**What is asked**
All entries below need to be written out exactly, but without their pictures.

start

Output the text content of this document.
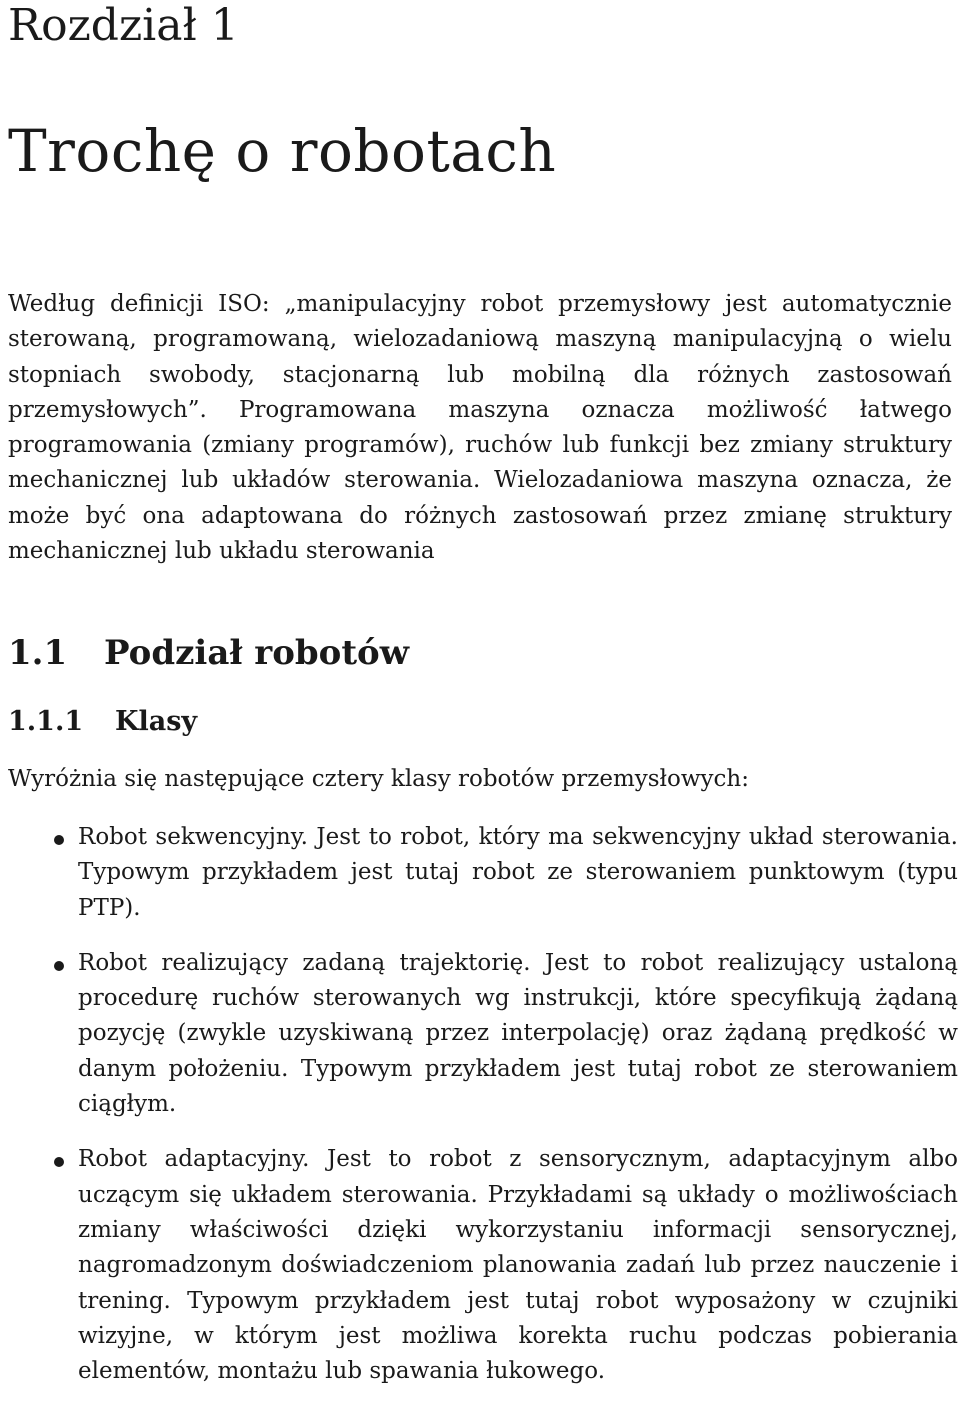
Rozdział 1
Trochę o robotach

Według definicji ISO: „manipulacyjny robot przemysłowy jest automatycznie sterowaną, programowaną, wielozadaniową maszyną manipulacyjną o wielu stopniach swobody, stacjonarną lub mobilną dla różnych zastosowań przemysłowych”. Programowana maszyna oznacza możliwość łatwego programowania (zmiany programów), ruchów lub funkcji bez zmiany struktury mechanicznej lub układów sterowania. Wielozadaniowa maszyna oznacza, że może być ona adaptowana do różnych zastosowań przez zmianę struktury mechanicznej lub układu sterowania

1.1 Podział robotów
1.1.1 Klasy

Wyróżnia się następujące cztery klasy robotów przemysłowych:

Robot sekwencyjny. Jest to robot, który ma sekwencyjny układ sterowania. Typowym przykładem jest tutaj robot ze sterowaniem punktowym (typu PTP).

Robot realizujący zadaną trajektorię. Jest to robot realizujący ustaloną procedurę ruchów sterowanych wg instrukcji, które specyfikują żądaną pozycję (zwykle uzyskiwaną przez interpolację) oraz żądaną prędkość w danym położeniu. Typowym przykładem jest tutaj robot ze sterowaniem ciągłym.

Robot adaptacyjny. Jest to robot z sensorycznym, adaptacyjnym albo uczącym się układem sterowania. Przykładami są układy o możliwościach zmiany właściwości dzięki wykorzystaniu informacji sensorycznej, nagromadzonym doświadczeniom planowania zadań lub przez nauczenie i trening. Typowym przykładem jest tutaj robot wyposażony w czujniki wizyjne, w którym jest możliwa korekta ruchu podczas pobierania elementów, montażu lub spawania łukowego.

end

**Response**
Output the text content of this document.
Rozdział 1
Trochę o robotach

Według definicji ISO: „manipulacyjny robot przemysłowy jest automatycznie sterowaną, programowaną, wielozadaniową maszyną manipulacyjną o wielu stopniach swobody, stacjonarną lub mobilną dla różnych zastosowań przemysłowych”. Programowana maszyna oznacza możliwość łatwego programowania (zmiany programów), ruchów lub funkcji bez zmiany struktury mechanicznej lub układów sterowania. Wielozadaniowa maszyna oznacza, że może być ona adaptowana do różnych zastosowań przez zmianę struktury mechanicznej lub układu sterowania

1.1 Podział robotów
1.1.1 Klasy

Wyróżnia się następujące cztery klasy robotów przemysłowych:

Robot sekwencyjny. Jest to robot, który ma sekwencyjny układ sterowania. Typowym przykładem jest tutaj robot ze sterowaniem punktowym (typu PTP).

Robot realizujący zadaną trajektorię. Jest to robot realizujący ustaloną procedurę ruchów sterowanych wg instrukcji, które specyfikują żądaną pozycję (zwykle uzyskiwaną przez interpolację) oraz żądaną prędkość w danym położeniu. Typowym przykładem jest tutaj robot ze sterowaniem ciągłym.

Robot adaptacyjny. Jest to robot z sensorycznym, adaptacyjnym albo uczącym się układem sterowania. Przykładami są układy o możliwościach zmiany właściwości dzięki wykorzystaniu informacji sensorycznej, nagromadzonym doświadczeniom planowania zadań lub przez nauczenie i trening. Typowym przykładem jest tutaj robot wyposażony w czujniki wizyjne, w którym jest możliwa korekta ruchu podczas pobierania elementów, montażu lub spawania łukowego.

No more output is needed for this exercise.